▶ _Work to be completed_
Without including any pictures, write out all the entries exactly.

(begin)

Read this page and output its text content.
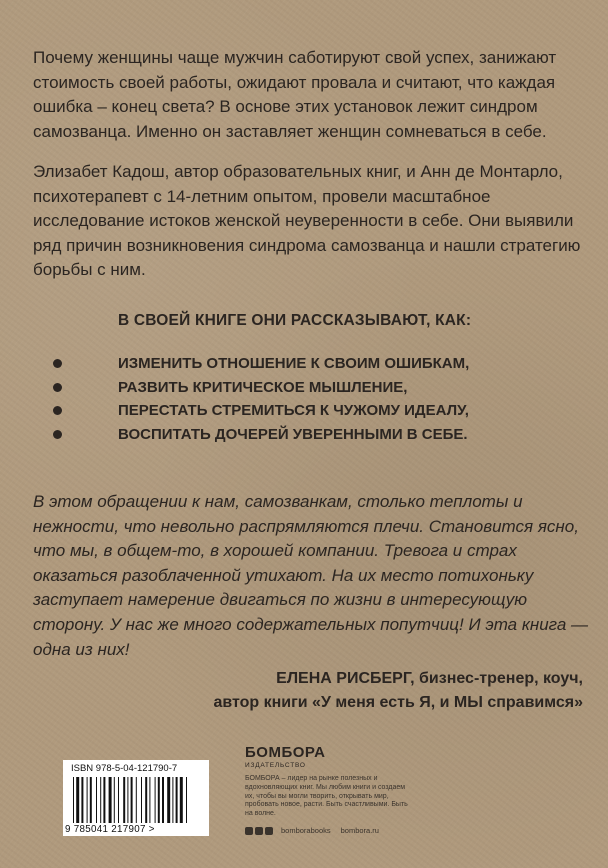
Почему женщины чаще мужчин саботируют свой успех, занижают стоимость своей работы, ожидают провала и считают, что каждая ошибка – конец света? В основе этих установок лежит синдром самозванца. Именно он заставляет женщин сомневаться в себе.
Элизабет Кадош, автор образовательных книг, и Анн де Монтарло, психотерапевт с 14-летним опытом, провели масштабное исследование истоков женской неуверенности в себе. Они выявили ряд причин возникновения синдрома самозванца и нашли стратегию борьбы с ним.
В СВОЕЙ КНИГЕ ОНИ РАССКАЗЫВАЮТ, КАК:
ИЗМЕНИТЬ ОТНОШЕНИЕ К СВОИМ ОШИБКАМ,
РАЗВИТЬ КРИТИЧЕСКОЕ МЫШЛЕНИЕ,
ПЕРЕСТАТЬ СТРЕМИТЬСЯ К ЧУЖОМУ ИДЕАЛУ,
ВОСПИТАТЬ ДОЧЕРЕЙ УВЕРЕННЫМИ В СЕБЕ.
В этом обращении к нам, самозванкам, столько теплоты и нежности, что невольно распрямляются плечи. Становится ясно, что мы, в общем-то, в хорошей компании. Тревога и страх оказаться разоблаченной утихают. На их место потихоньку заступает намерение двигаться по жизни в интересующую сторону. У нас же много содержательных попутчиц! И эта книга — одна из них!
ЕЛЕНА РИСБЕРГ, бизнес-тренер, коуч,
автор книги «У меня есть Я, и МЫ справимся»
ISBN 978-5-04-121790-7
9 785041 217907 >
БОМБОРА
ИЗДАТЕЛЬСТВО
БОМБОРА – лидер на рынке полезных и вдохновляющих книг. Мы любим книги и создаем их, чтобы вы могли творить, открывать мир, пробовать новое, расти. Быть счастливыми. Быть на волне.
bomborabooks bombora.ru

(end)

▶ _Solution to this problem_
Read this page and output its text content.
Почему женщины чаще мужчин саботируют свой успех, занижают стоимость своей работы, ожидают провала и считают, что каждая ошибка – конец света? В основе этих установок лежит синдром самозванца. Именно он заставляет женщин сомневаться в себе.
Элизабет Кадош, автор образовательных книг, и Анн де Монтарло, психотерапевт с 14-летним опытом, провели масштабное исследование истоков женской неуверенности в себе. Они выявили ряд причин возникновения синдрома самозванца и нашли стратегию борьбы с ним.
В СВОЕЙ КНИГЕ ОНИ РАССКАЗЫВАЮТ, КАК:
ИЗМЕНИТЬ ОТНОШЕНИЕ К СВОИМ ОШИБКАМ,
РАЗВИТЬ КРИТИЧЕСКОЕ МЫШЛЕНИЕ,
ПЕРЕСТАТЬ СТРЕМИТЬСЯ К ЧУЖОМУ ИДЕАЛУ,
ВОСПИТАТЬ ДОЧЕРЕЙ УВЕРЕННЫМИ В СЕБЕ.
В этом обращении к нам, самозванкам, столько теплоты и нежности, что невольно распрямляются плечи. Становится ясно, что мы, в общем-то, в хорошей компании. Тревога и страх оказаться разоблаченной утихают. На их место потихоньку заступает намерение двигаться по жизни в интересующую сторону. У нас же много содержательных попутчиц! И эта книга — одна из них!
ЕЛЕНА РИСБЕРГ, бизнес-тренер, коуч,
автор книги «У меня есть Я, и МЫ справимся»
ISBN 978-5-04-121790-7
9 785041 217907 >
БОМБОРА
ИЗДАТЕЛЬСТВО
БОМБОРА – лидер на рынке полезных и вдохновляющих книг. Мы любим книги и создаем их, чтобы вы могли творить, открывать мир, пробовать новое, расти. Быть счастливыми. Быть на волне.
bomborabooks bombora.ru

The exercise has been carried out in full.